Stored data entries:
## Begin

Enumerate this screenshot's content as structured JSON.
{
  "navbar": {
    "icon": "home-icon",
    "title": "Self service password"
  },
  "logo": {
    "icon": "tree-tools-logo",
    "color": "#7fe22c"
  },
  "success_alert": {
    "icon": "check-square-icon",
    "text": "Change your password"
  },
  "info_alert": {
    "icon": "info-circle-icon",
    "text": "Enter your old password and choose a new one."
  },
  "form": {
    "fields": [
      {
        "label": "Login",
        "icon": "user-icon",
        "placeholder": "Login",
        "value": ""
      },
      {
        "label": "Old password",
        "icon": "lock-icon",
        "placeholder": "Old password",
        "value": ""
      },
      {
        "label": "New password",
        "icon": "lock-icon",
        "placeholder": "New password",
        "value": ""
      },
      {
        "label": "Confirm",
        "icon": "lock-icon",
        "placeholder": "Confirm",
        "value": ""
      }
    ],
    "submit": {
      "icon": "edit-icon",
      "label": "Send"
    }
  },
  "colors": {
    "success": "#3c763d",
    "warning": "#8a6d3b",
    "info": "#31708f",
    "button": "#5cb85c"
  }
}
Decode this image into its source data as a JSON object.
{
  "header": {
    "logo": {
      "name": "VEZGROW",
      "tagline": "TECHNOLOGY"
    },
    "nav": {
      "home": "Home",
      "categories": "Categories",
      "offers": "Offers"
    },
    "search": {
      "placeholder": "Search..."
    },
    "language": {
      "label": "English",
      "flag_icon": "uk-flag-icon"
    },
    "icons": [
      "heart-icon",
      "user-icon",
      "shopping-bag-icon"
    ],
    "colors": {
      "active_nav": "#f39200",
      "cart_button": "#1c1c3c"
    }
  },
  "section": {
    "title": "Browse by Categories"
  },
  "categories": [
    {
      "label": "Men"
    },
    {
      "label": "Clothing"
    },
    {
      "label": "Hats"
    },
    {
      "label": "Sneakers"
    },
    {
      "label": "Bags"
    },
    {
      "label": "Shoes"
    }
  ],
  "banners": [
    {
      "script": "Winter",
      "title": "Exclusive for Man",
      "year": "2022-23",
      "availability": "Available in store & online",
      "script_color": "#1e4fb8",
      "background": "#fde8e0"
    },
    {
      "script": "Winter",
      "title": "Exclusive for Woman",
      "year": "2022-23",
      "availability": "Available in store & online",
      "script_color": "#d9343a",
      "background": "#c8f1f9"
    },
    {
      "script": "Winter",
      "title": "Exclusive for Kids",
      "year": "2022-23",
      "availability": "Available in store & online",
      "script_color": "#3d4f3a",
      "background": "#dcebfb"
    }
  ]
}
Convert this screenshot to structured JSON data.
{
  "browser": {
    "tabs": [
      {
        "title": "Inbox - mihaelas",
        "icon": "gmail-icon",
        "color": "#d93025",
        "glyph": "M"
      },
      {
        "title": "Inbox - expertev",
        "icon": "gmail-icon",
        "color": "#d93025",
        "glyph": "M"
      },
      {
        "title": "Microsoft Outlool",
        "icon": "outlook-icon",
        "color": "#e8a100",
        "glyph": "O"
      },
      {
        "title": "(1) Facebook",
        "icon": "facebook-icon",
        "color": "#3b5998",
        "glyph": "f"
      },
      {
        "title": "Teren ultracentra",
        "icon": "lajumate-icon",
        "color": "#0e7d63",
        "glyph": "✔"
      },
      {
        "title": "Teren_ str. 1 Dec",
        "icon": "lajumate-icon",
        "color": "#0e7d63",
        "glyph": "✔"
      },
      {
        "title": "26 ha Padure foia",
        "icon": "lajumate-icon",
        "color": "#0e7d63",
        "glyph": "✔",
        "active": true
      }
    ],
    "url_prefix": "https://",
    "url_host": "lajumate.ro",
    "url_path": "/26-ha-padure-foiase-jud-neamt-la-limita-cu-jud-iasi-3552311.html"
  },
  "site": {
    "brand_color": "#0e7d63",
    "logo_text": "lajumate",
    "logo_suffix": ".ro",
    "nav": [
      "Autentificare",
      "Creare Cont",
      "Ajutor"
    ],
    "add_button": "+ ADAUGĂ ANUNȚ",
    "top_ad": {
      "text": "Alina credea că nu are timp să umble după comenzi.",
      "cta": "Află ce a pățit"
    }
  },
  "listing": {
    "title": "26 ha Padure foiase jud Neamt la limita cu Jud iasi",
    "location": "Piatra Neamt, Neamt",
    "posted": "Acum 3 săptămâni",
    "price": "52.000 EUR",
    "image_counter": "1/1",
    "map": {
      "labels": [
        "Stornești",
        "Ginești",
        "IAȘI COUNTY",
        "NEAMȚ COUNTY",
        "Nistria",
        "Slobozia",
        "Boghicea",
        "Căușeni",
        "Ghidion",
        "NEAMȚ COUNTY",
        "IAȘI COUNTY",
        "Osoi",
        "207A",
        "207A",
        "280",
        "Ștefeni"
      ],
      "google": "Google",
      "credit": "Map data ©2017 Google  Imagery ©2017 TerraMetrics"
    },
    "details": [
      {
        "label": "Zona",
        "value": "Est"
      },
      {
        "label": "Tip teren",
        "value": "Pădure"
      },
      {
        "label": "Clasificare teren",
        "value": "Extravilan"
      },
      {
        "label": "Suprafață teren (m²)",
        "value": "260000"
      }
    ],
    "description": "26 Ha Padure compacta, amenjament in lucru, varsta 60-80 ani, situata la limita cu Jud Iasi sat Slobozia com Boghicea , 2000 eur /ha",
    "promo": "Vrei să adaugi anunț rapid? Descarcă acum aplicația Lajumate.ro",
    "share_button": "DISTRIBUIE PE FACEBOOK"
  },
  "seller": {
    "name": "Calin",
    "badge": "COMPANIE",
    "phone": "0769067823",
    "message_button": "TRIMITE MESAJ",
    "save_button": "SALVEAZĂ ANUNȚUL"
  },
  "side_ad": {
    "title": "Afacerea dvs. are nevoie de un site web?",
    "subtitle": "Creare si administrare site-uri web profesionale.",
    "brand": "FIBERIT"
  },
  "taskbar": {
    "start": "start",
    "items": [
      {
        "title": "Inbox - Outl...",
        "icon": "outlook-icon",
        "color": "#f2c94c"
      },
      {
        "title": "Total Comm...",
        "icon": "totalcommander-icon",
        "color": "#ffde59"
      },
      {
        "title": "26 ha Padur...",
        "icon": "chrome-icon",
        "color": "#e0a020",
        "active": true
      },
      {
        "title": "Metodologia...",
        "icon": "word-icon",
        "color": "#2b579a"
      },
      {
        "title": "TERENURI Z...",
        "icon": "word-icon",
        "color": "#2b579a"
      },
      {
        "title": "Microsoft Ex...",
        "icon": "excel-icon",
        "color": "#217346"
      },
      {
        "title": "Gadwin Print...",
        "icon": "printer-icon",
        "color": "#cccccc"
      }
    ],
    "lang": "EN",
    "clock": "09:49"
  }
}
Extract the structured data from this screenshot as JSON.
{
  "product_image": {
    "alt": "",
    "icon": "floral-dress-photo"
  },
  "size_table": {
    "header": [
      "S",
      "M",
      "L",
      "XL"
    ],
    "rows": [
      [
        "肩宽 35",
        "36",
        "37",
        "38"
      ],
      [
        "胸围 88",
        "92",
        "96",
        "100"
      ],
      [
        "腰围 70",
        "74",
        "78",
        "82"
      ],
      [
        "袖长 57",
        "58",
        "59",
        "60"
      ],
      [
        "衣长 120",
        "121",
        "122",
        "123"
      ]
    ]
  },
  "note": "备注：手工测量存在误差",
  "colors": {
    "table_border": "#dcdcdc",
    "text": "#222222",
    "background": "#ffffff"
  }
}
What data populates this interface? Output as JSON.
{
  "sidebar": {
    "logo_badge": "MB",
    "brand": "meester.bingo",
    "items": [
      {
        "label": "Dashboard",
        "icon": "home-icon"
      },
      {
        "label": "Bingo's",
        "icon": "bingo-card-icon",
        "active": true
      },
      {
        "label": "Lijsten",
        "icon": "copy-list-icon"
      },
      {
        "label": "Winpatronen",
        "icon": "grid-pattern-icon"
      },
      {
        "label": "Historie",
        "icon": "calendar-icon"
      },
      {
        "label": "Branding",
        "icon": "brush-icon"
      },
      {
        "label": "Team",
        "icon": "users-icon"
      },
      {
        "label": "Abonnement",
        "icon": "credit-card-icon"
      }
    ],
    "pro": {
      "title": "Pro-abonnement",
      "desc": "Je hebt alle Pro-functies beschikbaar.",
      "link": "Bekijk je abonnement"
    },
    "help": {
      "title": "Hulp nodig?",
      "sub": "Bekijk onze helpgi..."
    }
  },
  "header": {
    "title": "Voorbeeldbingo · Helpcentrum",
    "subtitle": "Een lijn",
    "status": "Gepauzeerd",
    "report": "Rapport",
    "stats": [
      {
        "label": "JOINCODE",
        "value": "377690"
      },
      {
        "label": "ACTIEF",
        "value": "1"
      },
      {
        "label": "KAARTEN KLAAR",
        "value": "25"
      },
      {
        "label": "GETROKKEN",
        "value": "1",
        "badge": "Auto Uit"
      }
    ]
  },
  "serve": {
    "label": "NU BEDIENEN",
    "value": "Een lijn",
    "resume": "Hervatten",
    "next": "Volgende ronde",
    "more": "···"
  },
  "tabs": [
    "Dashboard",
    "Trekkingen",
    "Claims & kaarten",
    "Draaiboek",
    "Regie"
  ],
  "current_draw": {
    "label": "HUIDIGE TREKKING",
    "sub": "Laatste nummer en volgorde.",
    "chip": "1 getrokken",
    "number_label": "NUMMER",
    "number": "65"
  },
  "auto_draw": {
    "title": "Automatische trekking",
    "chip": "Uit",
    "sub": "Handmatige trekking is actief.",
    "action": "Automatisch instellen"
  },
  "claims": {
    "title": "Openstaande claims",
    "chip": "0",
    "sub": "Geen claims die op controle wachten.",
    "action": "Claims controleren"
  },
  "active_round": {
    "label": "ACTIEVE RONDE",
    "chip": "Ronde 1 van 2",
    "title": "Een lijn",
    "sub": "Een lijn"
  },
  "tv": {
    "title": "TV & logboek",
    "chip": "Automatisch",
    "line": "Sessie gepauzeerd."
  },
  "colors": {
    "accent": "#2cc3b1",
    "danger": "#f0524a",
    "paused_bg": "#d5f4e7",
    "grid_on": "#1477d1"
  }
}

## End

Where a line above contains the word "Bekijk", copy that line.

FINISHED TASK:
      "link": "Bekijk je abonnement"
      "sub": "Bekijk onze helpgi..."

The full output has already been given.